──────── RECORDS FOR THIS TASK

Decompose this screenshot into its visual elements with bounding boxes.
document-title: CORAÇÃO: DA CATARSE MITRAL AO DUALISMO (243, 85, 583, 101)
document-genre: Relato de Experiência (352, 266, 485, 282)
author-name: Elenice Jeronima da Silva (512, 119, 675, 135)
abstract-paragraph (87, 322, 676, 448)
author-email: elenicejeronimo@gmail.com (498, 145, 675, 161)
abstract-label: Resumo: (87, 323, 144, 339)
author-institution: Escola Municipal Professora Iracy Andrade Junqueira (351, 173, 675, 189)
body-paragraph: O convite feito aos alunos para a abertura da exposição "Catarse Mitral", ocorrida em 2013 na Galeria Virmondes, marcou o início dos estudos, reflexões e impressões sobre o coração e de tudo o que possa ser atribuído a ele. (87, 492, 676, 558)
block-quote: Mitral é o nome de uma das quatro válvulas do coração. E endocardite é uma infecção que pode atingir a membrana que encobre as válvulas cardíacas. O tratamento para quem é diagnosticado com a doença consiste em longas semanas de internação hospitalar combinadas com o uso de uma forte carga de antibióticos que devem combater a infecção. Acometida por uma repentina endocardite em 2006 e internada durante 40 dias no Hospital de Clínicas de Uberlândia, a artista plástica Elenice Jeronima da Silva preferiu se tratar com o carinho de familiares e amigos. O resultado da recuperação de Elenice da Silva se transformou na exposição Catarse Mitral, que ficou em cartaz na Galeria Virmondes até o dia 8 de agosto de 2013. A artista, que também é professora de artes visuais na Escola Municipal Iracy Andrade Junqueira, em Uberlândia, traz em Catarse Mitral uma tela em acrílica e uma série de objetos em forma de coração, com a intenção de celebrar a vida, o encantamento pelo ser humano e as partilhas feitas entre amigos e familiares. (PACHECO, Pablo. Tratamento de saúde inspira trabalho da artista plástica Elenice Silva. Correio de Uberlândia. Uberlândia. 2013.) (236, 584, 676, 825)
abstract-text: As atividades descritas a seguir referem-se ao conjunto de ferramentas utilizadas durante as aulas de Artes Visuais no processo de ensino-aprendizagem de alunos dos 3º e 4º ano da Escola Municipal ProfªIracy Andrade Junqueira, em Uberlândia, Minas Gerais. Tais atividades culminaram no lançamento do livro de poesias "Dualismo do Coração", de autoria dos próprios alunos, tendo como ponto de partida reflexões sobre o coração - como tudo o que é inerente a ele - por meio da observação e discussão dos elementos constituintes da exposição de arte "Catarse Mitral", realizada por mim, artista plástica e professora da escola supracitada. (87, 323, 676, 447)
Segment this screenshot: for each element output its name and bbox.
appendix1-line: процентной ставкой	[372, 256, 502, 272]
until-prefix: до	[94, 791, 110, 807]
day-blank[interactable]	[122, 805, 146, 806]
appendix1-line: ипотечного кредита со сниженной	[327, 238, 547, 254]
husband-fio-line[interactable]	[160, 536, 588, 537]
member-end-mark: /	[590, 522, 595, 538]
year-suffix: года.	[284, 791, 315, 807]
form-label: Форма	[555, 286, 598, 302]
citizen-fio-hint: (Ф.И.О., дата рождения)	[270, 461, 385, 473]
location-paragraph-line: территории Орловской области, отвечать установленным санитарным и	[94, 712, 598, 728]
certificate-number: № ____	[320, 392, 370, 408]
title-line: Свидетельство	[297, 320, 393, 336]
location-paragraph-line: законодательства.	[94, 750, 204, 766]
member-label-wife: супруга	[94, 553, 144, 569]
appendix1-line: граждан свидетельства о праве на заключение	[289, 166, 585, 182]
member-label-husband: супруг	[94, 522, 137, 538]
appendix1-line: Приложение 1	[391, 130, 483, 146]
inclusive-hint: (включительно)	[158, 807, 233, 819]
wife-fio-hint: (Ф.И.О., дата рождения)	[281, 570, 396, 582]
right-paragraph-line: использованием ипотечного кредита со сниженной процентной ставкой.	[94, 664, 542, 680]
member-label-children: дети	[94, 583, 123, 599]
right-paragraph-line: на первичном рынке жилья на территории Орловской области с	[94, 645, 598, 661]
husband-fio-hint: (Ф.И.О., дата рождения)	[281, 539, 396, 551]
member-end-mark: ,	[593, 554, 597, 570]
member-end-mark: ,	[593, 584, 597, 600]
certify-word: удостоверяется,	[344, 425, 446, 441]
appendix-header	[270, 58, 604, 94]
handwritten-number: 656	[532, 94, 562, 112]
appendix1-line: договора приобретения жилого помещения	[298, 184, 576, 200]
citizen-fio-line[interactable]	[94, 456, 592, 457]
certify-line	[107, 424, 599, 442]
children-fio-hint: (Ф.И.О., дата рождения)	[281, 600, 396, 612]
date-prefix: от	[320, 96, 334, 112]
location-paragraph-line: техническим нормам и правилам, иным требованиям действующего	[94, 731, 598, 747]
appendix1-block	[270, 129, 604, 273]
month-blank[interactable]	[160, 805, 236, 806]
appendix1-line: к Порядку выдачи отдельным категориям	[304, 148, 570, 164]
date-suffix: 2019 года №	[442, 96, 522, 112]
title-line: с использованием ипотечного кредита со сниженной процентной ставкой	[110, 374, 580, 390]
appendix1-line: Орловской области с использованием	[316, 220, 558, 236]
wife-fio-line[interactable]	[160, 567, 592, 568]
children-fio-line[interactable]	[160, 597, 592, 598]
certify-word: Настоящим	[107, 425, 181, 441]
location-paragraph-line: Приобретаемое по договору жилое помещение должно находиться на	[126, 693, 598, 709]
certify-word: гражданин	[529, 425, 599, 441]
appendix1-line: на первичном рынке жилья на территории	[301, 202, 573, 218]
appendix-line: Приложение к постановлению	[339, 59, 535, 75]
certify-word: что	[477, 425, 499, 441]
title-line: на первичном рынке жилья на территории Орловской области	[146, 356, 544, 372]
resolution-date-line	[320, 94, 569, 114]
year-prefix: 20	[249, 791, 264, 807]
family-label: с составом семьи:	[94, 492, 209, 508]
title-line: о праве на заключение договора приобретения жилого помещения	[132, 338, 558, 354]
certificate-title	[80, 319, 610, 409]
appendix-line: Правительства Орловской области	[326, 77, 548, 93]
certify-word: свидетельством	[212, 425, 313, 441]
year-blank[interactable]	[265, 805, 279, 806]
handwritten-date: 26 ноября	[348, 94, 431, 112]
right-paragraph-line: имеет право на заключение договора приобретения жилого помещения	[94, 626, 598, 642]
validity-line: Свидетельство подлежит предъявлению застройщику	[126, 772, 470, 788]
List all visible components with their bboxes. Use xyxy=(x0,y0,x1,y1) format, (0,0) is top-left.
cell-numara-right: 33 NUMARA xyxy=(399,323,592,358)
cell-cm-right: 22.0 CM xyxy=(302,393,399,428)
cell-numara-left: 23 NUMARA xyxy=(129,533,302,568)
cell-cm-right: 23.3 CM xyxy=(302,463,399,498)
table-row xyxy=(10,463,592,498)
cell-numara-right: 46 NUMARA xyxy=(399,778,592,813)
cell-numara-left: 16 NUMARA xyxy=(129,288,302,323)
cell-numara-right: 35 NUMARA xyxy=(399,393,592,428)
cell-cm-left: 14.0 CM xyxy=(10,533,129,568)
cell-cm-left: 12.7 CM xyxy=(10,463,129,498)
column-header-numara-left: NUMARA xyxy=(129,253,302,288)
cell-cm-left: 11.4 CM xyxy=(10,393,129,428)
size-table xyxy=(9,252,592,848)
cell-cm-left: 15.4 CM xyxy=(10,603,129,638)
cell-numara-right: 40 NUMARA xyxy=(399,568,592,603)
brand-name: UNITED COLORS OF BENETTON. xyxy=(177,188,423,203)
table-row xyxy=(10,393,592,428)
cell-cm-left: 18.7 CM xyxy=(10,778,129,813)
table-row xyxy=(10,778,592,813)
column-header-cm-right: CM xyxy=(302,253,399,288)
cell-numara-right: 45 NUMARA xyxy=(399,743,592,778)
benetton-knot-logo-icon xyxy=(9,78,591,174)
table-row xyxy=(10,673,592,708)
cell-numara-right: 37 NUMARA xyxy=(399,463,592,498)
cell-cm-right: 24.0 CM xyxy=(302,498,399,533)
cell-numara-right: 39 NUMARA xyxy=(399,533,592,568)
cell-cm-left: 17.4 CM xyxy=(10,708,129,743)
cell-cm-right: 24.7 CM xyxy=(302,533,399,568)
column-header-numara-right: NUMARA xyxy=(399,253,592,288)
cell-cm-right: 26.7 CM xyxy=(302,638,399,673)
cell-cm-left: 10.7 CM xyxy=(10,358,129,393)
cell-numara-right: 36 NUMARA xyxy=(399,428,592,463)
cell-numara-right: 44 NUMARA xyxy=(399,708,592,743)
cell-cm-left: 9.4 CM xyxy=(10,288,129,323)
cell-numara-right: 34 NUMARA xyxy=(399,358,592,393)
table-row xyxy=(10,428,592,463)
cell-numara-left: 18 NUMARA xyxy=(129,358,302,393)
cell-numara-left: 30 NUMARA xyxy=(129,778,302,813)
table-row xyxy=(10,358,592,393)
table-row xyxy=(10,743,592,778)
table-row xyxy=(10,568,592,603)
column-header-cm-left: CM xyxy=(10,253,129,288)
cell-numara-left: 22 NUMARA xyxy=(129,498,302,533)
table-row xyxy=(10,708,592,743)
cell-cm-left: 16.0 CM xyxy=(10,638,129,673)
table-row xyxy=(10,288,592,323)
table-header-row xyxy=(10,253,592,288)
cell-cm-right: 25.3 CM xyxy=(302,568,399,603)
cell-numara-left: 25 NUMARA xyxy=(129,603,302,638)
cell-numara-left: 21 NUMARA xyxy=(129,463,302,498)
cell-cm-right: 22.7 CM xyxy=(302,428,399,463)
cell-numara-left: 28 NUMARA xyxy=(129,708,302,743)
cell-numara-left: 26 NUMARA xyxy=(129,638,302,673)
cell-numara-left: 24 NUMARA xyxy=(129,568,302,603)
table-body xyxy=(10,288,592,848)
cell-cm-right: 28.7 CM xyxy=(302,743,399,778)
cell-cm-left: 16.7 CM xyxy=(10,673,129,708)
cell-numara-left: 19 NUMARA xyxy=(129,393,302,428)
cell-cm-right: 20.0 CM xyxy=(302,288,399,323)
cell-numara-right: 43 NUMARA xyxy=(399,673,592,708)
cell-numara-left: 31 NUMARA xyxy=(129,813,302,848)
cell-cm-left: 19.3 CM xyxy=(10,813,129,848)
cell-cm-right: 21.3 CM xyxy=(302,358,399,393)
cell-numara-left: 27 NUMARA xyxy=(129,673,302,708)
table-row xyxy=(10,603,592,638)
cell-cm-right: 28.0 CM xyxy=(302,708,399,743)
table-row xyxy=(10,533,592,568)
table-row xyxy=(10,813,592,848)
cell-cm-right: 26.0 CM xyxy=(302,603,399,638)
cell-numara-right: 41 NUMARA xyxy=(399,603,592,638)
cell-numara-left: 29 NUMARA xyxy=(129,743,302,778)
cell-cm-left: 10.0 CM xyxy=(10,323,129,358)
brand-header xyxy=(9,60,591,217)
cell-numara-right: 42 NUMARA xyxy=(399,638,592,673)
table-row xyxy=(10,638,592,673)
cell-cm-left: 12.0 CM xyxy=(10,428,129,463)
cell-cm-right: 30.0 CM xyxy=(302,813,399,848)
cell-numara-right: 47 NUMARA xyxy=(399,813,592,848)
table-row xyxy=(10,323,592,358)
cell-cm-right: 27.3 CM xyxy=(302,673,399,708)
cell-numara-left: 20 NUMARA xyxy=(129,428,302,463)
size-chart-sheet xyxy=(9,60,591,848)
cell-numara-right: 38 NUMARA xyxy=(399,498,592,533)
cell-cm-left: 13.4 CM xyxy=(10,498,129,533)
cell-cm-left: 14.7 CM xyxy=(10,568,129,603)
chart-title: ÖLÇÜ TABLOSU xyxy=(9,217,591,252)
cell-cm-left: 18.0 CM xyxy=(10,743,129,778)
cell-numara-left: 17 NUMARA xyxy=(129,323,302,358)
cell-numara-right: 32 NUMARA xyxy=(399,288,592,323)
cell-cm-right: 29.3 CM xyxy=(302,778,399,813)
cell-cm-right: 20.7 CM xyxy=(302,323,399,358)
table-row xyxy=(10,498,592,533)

────────────────

TO DO
Reproduce the entries verbatim from the first line through the line containing "body-paragraph: O convite", including that line.

COMPLETED EXERCISE
Decompose this screenshot into its visual elements with bounding boxes.
document-title: CORAÇÃO: DA CATARSE MITRAL AO DUALISMO (243, 85, 583, 101)
document-genre: Relato de Experiência (352, 266, 485, 282)
author-name: Elenice Jeronima da Silva (512, 119, 675, 135)
abstract-paragraph (87, 322, 676, 448)
author-email: elenicejeronimo@gmail.com (498, 145, 675, 161)
abstract-label: Resumo: (87, 323, 144, 339)
author-institution: Escola Municipal Professora Iracy Andrade Junqueira (351, 173, 675, 189)
body-paragraph: O convite feito aos alunos para a abertura da exposição "Catarse Mitral", ocorrida em 2013 na Galeria Virmondes, marcou o início dos estudos, reflexões e impressões sobre o coração e de tudo o que possa ser atribuído a ele. (87, 492, 676, 558)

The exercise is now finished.